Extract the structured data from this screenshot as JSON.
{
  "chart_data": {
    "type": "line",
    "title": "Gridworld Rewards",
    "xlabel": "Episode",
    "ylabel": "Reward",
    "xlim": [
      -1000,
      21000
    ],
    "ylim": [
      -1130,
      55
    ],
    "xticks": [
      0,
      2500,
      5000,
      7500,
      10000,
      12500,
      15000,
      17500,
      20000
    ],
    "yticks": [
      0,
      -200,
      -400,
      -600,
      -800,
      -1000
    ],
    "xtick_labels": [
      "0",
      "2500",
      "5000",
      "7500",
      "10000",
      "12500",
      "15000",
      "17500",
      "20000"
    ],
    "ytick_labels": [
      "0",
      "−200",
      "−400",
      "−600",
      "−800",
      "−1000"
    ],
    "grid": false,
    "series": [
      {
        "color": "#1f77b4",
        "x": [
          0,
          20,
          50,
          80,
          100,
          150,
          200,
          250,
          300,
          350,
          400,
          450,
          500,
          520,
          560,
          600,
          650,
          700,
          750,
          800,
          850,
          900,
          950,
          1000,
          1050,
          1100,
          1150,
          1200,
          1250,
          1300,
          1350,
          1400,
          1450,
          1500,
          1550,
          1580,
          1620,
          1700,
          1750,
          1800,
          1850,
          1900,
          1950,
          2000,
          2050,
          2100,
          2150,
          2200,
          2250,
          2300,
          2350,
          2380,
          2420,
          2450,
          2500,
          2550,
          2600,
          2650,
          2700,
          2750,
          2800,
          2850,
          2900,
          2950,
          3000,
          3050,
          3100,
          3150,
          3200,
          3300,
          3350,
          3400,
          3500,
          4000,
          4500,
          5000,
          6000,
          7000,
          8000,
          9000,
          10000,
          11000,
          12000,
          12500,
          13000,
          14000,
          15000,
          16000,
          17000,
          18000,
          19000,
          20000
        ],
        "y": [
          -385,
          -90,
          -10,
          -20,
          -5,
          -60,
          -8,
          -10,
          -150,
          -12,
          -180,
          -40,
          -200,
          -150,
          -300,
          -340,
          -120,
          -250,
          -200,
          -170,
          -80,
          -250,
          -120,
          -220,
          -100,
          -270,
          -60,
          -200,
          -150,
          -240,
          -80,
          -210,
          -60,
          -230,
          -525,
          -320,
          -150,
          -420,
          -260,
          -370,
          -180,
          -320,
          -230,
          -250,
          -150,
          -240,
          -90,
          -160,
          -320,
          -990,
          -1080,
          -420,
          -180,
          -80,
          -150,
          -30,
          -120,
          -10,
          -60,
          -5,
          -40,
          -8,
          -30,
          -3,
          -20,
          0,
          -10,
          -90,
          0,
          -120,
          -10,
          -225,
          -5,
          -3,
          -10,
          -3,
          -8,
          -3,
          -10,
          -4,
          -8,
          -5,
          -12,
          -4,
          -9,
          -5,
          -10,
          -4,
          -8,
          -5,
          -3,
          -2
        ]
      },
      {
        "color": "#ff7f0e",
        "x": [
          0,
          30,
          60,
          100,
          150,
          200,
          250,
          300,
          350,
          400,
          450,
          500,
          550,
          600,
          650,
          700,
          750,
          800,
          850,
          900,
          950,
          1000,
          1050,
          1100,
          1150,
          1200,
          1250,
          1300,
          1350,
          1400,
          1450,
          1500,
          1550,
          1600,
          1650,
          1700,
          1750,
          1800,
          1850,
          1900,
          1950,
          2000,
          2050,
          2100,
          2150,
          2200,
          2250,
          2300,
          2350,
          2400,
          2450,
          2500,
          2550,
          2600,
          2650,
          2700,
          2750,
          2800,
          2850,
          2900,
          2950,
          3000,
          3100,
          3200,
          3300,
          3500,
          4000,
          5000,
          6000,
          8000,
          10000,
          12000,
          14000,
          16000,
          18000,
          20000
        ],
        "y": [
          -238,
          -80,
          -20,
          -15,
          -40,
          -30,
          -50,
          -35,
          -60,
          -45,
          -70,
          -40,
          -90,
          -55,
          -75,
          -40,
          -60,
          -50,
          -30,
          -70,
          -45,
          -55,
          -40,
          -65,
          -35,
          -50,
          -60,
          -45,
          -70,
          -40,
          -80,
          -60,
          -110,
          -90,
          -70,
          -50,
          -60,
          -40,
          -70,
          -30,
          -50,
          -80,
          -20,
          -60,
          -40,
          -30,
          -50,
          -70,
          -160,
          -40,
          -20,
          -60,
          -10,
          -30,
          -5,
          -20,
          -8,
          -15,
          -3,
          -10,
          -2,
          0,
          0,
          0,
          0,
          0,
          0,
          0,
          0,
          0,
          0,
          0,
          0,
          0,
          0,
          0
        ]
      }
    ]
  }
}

- WORK INSTRUCTIONS -
Word for word, quote all of the data above.

- ANSWER TO THIS EXERCISE -
Extract the structured data from this screenshot as JSON.
{
  "chart_data": {
    "type": "line",
    "title": "Gridworld Rewards",
    "xlabel": "Episode",
    "ylabel": "Reward",
    "xlim": [
      -1000,
      21000
    ],
    "ylim": [
      -1130,
      55
    ],
    "xticks": [
      0,
      2500,
      5000,
      7500,
      10000,
      12500,
      15000,
      17500,
      20000
    ],
    "yticks": [
      0,
      -200,
      -400,
      -600,
      -800,
      -1000
    ],
    "xtick_labels": [
      "0",
      "2500",
      "5000",
      "7500",
      "10000",
      "12500",
      "15000",
      "17500",
      "20000"
    ],
    "ytick_labels": [
      "0",
      "−200",
      "−400",
      "−600",
      "−800",
      "−1000"
    ],
    "grid": false,
    "series": [
      {
        "color": "#1f77b4",
        "x": [
          0,
          20,
          50,
          80,
          100,
          150,
          200,
          250,
          300,
          350,
          400,
          450,
          500,
          520,
          560,
          600,
          650,
          700,
          750,
          800,
          850,
          900,
          950,
          1000,
          1050,
          1100,
          1150,
          1200,
          1250,
          1300,
          1350,
          1400,
          1450,
          1500,
          1550,
          1580,
          1620,
          1700,
          1750,
          1800,
          1850,
          1900,
          1950,
          2000,
          2050,
          2100,
          2150,
          2200,
          2250,
          2300,
          2350,
          2380,
          2420,
          2450,
          2500,
          2550,
          2600,
          2650,
          2700,
          2750,
          2800,
          2850,
          2900,
          2950,
          3000,
          3050,
          3100,
          3150,
          3200,
          3300,
          3350,
          3400,
          3500,
          4000,
          4500,
          5000,
          6000,
          7000,
          8000,
          9000,
          10000,
          11000,
          12000,
          12500,
          13000,
          14000,
          15000,
          16000,
          17000,
          18000,
          19000,
          20000
        ],
        "y": [
          -385,
          -90,
          -10,
          -20,
          -5,
          -60,
          -8,
          -10,
          -150,
          -12,
          -180,
          -40,
          -200,
          -150,
          -300,
          -340,
          -120,
          -250,
          -200,
          -170,
          -80,
          -250,
          -120,
          -220,
          -100,
          -270,
          -60,
          -200,
          -150,
          -240,
          -80,
          -210,
          -60,
          -230,
          -525,
          -320,
          -150,
          -420,
          -260,
          -370,
          -180,
          -320,
          -230,
          -250,
          -150,
          -240,
          -90,
          -160,
          -320,
          -990,
          -1080,
          -420,
          -180,
          -80,
          -150,
          -30,
          -120,
          -10,
          -60,
          -5,
          -40,
          -8,
          -30,
          -3,
          -20,
          0,
          -10,
          -90,
          0,
          -120,
          -10,
          -225,
          -5,
          -3,
          -10,
          -3,
          -8,
          -3,
          -10,
          -4,
          -8,
          -5,
          -12,
          -4,
          -9,
          -5,
          -10,
          -4,
          -8,
          -5,
          -3,
          -2
        ]
      },
      {
        "color": "#ff7f0e",
        "x": [
          0,
          30,
          60,
          100,
          150,
          200,
          250,
          300,
          350,
          400,
          450,
          500,
          550,
          600,
          650,
          700,
          750,
          800,
          850,
          900,
          950,
          1000,
          1050,
          1100,
          1150,
          1200,
          1250,
          1300,
          1350,
          1400,
          1450,
          1500,
          1550,
          1600,
          1650,
          1700,
          1750,
          1800,
          1850,
          1900,
          1950,
          2000,
          2050,
          2100,
          2150,
          2200,
          2250,
          2300,
          2350,
          2400,
          2450,
          2500,
          2550,
          2600,
          2650,
          2700,
          2750,
          2800,
          2850,
          2900,
          2950,
          3000,
          3100,
          3200,
          3300,
          3500,
          4000,
          5000,
          6000,
          8000,
          10000,
          12000,
          14000,
          16000,
          18000,
          20000
        ],
        "y": [
          -238,
          -80,
          -20,
          -15,
          -40,
          -30,
          -50,
          -35,
          -60,
          -45,
          -70,
          -40,
          -90,
          -55,
          -75,
          -40,
          -60,
          -50,
          -30,
          -70,
          -45,
          -55,
          -40,
          -65,
          -35,
          -50,
          -60,
          -45,
          -70,
          -40,
          -80,
          -60,
          -110,
          -90,
          -70,
          -50,
          -60,
          -40,
          -70,
          -30,
          -50,
          -80,
          -20,
          -60,
          -40,
          -30,
          -50,
          -70,
          -160,
          -40,
          -20,
          -60,
          -10,
          -30,
          -5,
          -20,
          -8,
          -15,
          -3,
          -10,
          -2,
          0,
          0,
          0,
          0,
          0,
          0,
          0,
          0,
          0,
          0,
          0,
          0,
          0,
          0,
          0
        ]
      }
    ]
  }
}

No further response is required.